--- start GIVEN ENTRIES ---

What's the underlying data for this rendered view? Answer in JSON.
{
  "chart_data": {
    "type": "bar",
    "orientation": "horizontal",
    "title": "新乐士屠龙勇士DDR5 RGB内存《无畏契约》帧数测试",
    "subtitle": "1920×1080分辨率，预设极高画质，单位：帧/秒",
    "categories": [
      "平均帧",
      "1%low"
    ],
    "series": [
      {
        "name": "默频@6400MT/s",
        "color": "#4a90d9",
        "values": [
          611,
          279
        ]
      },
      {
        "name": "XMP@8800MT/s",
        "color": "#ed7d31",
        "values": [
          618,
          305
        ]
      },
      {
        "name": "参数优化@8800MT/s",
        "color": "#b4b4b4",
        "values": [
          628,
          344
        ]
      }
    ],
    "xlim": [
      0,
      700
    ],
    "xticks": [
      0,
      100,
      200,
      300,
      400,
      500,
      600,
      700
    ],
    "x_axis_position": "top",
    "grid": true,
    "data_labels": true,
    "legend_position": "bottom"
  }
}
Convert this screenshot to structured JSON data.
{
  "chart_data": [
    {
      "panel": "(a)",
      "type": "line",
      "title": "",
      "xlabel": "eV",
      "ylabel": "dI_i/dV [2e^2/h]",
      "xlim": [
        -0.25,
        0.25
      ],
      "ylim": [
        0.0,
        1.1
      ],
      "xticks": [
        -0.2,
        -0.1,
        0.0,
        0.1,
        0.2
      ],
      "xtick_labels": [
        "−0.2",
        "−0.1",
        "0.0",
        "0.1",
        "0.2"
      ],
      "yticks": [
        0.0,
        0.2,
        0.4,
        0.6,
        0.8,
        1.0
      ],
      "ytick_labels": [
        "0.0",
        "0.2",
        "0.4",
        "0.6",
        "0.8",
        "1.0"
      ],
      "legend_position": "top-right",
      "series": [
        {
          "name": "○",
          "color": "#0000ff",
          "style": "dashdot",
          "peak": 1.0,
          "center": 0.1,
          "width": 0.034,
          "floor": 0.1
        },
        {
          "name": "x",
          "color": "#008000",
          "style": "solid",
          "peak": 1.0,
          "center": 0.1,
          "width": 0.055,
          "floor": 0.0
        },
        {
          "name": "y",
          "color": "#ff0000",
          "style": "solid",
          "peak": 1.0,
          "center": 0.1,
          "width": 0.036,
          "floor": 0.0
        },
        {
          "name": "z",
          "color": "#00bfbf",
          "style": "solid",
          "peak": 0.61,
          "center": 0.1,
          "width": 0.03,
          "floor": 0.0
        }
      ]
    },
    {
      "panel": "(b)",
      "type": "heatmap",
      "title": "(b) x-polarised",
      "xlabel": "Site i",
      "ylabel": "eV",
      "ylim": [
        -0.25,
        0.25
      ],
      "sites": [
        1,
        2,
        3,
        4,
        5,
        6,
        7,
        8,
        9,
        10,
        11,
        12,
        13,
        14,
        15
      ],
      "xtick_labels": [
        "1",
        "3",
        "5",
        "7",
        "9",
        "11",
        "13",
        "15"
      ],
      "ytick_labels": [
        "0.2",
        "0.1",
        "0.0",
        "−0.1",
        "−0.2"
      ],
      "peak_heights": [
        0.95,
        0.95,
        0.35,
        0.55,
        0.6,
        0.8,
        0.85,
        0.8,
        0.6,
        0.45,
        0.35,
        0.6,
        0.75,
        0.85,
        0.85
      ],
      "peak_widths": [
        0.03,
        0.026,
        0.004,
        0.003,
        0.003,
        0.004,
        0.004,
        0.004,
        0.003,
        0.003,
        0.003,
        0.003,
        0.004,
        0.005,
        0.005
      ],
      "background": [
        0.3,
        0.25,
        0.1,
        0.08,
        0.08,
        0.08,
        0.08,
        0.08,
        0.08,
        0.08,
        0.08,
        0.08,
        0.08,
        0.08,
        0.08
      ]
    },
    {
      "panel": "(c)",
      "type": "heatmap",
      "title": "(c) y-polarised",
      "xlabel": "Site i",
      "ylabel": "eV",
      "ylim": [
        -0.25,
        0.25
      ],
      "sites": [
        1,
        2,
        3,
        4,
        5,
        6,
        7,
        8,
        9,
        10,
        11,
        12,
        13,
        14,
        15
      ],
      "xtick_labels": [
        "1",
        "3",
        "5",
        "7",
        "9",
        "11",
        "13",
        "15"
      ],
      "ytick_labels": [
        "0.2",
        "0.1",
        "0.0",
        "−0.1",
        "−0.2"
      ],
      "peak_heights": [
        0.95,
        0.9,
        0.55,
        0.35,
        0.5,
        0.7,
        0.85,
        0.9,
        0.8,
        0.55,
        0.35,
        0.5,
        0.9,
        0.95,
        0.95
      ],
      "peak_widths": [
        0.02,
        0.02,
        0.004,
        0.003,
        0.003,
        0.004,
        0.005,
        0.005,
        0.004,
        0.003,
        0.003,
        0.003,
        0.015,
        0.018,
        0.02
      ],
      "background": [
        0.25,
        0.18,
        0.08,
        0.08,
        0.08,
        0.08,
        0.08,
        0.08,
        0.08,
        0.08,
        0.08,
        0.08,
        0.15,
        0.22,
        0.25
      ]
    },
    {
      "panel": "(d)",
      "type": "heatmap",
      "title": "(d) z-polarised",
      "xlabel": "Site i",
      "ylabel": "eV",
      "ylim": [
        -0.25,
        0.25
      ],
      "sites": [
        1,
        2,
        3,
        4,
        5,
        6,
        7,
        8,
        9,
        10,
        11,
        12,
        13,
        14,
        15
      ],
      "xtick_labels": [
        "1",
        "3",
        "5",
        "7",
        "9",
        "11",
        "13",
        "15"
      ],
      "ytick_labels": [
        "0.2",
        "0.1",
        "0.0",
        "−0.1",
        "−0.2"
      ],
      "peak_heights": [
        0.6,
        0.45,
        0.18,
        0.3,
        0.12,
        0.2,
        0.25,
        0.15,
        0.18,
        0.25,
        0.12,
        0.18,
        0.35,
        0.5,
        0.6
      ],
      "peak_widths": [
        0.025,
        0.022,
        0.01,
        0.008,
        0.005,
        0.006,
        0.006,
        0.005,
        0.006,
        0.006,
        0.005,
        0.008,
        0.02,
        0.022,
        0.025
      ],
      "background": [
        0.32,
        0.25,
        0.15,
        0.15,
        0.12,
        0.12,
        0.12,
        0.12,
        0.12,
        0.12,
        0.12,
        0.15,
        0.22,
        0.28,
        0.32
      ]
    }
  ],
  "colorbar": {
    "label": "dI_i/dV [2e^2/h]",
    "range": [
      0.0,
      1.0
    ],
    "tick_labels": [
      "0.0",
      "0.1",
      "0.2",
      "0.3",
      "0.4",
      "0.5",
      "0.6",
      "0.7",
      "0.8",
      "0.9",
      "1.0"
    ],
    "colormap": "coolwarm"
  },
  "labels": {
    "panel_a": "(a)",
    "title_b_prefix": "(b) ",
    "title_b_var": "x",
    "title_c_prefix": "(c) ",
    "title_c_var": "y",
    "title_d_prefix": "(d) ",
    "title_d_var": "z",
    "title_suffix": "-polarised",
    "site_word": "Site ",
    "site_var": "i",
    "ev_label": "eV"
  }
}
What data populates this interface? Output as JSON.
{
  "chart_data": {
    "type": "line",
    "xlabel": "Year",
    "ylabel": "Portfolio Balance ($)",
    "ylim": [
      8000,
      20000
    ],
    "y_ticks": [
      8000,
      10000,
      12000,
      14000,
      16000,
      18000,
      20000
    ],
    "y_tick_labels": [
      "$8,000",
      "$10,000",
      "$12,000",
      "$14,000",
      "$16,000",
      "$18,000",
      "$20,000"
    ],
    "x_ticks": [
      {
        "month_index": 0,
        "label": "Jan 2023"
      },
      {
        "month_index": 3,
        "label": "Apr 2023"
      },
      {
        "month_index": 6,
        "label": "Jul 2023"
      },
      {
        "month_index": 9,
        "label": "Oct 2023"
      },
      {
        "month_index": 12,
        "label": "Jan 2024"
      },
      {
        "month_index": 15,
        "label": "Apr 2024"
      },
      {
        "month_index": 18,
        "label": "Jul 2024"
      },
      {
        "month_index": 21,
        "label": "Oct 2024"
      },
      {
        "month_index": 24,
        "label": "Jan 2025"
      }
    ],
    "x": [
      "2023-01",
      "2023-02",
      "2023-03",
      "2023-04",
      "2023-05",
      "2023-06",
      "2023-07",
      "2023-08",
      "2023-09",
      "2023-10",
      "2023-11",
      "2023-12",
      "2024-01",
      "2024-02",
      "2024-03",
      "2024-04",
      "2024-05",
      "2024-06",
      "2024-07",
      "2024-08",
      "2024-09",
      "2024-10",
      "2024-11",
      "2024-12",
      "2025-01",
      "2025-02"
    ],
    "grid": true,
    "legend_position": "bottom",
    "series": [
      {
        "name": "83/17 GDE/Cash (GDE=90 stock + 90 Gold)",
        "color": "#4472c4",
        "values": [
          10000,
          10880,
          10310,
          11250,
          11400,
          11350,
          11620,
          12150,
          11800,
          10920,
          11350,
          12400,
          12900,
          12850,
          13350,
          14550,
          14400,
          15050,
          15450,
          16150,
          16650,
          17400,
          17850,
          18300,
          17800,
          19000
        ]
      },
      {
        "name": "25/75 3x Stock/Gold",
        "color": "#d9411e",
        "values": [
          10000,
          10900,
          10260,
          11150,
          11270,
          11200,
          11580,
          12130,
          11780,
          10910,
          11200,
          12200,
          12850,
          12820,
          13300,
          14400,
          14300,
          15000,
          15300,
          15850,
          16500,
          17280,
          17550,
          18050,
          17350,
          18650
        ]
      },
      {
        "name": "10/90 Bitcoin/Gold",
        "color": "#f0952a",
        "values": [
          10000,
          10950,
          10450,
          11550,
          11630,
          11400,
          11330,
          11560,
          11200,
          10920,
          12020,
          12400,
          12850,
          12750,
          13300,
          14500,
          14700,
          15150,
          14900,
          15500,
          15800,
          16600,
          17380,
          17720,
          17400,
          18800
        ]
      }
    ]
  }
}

--- end GIVEN ENTRIES ---

| TO DO |
Pick out and copy the lines of the entries that hold the string "What".

| EXERCISE SOLUTION |
What's the underlying data for this rendered view? Answer in JSON.
What data populates this interface? Output as JSON.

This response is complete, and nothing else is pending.